▸ EXERCISE DETAILS:
Every entry must be duplicated precisely as written.

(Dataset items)
━━━━

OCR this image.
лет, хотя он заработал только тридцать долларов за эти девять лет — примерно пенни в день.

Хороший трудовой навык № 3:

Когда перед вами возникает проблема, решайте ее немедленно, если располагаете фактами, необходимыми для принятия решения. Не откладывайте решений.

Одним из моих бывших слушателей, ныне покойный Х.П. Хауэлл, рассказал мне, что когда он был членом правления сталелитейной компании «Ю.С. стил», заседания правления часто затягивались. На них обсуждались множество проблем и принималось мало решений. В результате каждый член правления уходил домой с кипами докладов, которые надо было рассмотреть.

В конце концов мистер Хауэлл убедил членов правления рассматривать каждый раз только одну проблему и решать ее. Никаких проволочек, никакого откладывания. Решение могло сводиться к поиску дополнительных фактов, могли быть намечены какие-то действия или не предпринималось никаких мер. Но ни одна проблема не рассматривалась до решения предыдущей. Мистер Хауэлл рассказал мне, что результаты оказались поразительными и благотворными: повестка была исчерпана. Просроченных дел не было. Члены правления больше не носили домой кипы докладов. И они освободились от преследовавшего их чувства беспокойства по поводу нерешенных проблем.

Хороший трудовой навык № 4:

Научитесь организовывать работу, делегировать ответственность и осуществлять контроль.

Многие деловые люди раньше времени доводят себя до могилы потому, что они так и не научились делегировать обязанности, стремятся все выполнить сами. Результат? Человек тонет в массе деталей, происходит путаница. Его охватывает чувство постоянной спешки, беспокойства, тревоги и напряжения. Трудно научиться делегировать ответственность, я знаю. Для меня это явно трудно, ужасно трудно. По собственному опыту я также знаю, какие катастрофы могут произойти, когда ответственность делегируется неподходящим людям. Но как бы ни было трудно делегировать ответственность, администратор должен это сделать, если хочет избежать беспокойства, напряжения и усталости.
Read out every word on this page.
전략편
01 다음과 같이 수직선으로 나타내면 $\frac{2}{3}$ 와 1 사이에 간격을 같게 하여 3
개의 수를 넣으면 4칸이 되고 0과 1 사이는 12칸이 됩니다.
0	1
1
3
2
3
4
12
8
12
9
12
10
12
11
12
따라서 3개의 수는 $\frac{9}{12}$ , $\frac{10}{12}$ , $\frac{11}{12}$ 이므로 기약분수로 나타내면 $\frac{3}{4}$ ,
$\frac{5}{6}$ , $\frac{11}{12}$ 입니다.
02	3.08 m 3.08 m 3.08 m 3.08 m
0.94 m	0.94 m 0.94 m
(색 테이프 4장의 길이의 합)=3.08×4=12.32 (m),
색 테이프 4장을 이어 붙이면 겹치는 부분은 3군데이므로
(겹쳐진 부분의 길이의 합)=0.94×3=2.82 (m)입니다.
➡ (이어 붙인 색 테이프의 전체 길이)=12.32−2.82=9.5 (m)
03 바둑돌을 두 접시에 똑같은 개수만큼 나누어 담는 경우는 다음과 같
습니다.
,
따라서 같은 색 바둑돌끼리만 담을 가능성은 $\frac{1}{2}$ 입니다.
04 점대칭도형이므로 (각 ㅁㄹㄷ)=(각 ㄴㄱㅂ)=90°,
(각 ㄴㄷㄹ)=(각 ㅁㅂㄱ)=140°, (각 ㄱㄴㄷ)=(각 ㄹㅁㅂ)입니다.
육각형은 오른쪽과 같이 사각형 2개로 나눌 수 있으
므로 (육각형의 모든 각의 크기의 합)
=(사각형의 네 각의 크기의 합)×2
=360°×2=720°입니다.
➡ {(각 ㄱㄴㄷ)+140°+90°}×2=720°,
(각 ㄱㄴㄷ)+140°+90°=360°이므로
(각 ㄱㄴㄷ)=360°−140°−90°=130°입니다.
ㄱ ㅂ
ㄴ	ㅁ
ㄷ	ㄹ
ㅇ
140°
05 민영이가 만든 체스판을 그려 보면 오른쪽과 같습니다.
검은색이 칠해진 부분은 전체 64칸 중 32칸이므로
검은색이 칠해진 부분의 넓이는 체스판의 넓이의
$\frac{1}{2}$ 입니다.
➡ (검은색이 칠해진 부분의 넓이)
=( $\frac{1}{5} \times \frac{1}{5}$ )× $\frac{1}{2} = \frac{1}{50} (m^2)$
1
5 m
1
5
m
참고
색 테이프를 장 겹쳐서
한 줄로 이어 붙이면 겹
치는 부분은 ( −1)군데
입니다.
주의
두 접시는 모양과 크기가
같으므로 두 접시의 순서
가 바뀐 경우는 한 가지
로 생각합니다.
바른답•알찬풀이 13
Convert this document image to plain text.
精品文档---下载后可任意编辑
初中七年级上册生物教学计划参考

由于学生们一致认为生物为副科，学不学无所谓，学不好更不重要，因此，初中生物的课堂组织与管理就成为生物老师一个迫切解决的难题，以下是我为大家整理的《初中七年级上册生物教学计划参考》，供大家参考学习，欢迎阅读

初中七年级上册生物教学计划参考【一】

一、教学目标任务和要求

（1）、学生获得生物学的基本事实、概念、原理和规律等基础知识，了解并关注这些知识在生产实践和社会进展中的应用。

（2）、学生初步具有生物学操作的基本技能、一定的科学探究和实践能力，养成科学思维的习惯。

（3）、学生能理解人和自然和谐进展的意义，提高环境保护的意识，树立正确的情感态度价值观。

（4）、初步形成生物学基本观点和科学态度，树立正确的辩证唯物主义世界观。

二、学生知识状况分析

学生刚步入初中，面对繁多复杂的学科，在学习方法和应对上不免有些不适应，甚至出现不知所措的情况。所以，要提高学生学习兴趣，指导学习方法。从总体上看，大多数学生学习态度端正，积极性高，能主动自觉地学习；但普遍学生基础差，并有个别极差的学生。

━━━━

▸ TASK OUTPUT:
OCR this image.
лет, хотя он заработал только тридцать долларов за эти девять лет — примерно пенни в день.

Хороший трудовой навык № 3:

Когда перед вами возникает проблема, решайте ее немедленно, если располагаете фактами, необходимыми для принятия решения. Не откладывайте решений.

Одним из моих бывших слушателей, ныне покойный Х.П. Хауэлл, рассказал мне, что когда он был членом правления сталелитейной компании «Ю.С. стил», заседания правления часто затягивались. На них обсуждались множество проблем и принималось мало решений. В результате каждый член правления уходил домой с кипами докладов, которые надо было рассмотреть.

В конце концов мистер Хауэлл убедил членов правления рассматривать каждый раз только одну проблему и решать ее. Никаких проволочек, никакого откладывания. Решение могло сводиться к поиску дополнительных фактов, могли быть намечены какие-то действия или не предпринималось никаких мер. Но ни одна проблема не рассматривалась до решения предыдущей. Мистер Хауэлл рассказал мне, что результаты оказались поразительными и благотворными: повестка была исчерпана. Просроченных дел не было. Члены правления больше не носили домой кипы докладов. И они освободились от преследовавшего их чувства беспокойства по поводу нерешенных проблем.

Хороший трудовой навык № 4:

Научитесь организовывать работу, делегировать ответственность и осуществлять контроль.

Многие деловые люди раньше времени доводят себя до могилы потому, что они так и не научились делегировать обязанности, стремятся все выполнить сами. Результат? Человек тонет в массе деталей, происходит путаница. Его охватывает чувство постоянной спешки, беспокойства, тревоги и напряжения. Трудно научиться делегировать ответственность, я знаю. Для меня это явно трудно, ужасно трудно. По собственному опыту я также знаю, какие катастрофы могут произойти, когда ответственность делегируется неподходящим людям. Но как бы ни было трудно делегировать ответственность, администратор должен это сделать, если хочет избежать беспокойства, напряжения и усталости.
Read out every word on this page.
전략편
01 다음과 같이 수직선으로 나타내면 $\frac{2}{3}$ 와 1 사이에 간격을 같게 하여 3
개의 수를 넣으면 4칸이 되고 0과 1 사이는 12칸이 됩니다.
0	1
1
3
2
3
4
12
8
12
9
12
10
12
11
12
따라서 3개의 수는 $\frac{9}{12}$ , $\frac{10}{12}$ , $\frac{11}{12}$ 이므로 기약분수로 나타내면 $\frac{3}{4}$ ,
$\frac{5}{6}$ , $\frac{11}{12}$ 입니다.
02	3.08 m 3.08 m 3.08 m 3.08 m
0.94 m	0.94 m 0.94 m
(색 테이프 4장의 길이의 합)=3.08×4=12.32 (m),
색 테이프 4장을 이어 붙이면 겹치는 부분은 3군데이므로
(겹쳐진 부분의 길이의 합)=0.94×3=2.82 (m)입니다.
➡ (이어 붙인 색 테이프의 전체 길이)=12.32−2.82=9.5 (m)
03 바둑돌을 두 접시에 똑같은 개수만큼 나누어 담는 경우는 다음과 같
습니다.
,
따라서 같은 색 바둑돌끼리만 담을 가능성은 $\frac{1}{2}$ 입니다.
04 점대칭도형이므로 (각 ㅁㄹㄷ)=(각 ㄴㄱㅂ)=90°,
(각 ㄴㄷㄹ)=(각 ㅁㅂㄱ)=140°, (각 ㄱㄴㄷ)=(각 ㄹㅁㅂ)입니다.
육각형은 오른쪽과 같이 사각형 2개로 나눌 수 있으
므로 (육각형의 모든 각의 크기의 합)
=(사각형의 네 각의 크기의 합)×2
=360°×2=720°입니다.
➡ {(각 ㄱㄴㄷ)+140°+90°}×2=720°,
(각 ㄱㄴㄷ)+140°+90°=360°이므로
(각 ㄱㄴㄷ)=360°−140°−90°=130°입니다.
ㄱ ㅂ
ㄴ	ㅁ
ㄷ	ㄹ
ㅇ
140°
05 민영이가 만든 체스판을 그려 보면 오른쪽과 같습니다.
검은색이 칠해진 부분은 전체 64칸 중 32칸이므로
검은색이 칠해진 부분의 넓이는 체스판의 넓이의
$\frac{1}{2}$ 입니다.
➡ (검은색이 칠해진 부분의 넓이)
=( $\frac{1}{5} \times \frac{1}{5}$ )× $\frac{1}{2} = \frac{1}{50} (m^2)$
1
5 m
1
5
m
참고
색 테이프를 장 겹쳐서
한 줄로 이어 붙이면 겹
치는 부분은 ( −1)군데
입니다.
주의
두 접시는 모양과 크기가
같으므로 두 접시의 순서
가 바뀐 경우는 한 가지
로 생각합니다.
바른답•알찬풀이 13
Convert this document image to plain text.
精品文档---下载后可任意编辑
初中七年级上册生物教学计划参考

由于学生们一致认为生物为副科，学不学无所谓，学不好更不重要，因此，初中生物的课堂组织与管理就成为生物老师一个迫切解决的难题，以下是我为大家整理的《初中七年级上册生物教学计划参考》，供大家参考学习，欢迎阅读

初中七年级上册生物教学计划参考【一】

一、教学目标任务和要求

（1）、学生获得生物学的基本事实、概念、原理和规律等基础知识，了解并关注这些知识在生产实践和社会进展中的应用。

（2）、学生初步具有生物学操作的基本技能、一定的科学探究和实践能力，养成科学思维的习惯。

（3）、学生能理解人和自然和谐进展的意义，提高环境保护的意识，树立正确的情感态度价值观。

（4）、初步形成生物学基本观点和科学态度，树立正确的辩证唯物主义世界观。

二、学生知识状况分析

学生刚步入初中，面对繁多复杂的学科，在学习方法和应对上不免有些不适应，甚至出现不知所措的情况。所以，要提高学生学习兴趣，指导学习方法。从总体上看，大多数学生学习态度端正，积极性高，能主动自觉地学习；但普遍学生基础差，并有个别极差的学生。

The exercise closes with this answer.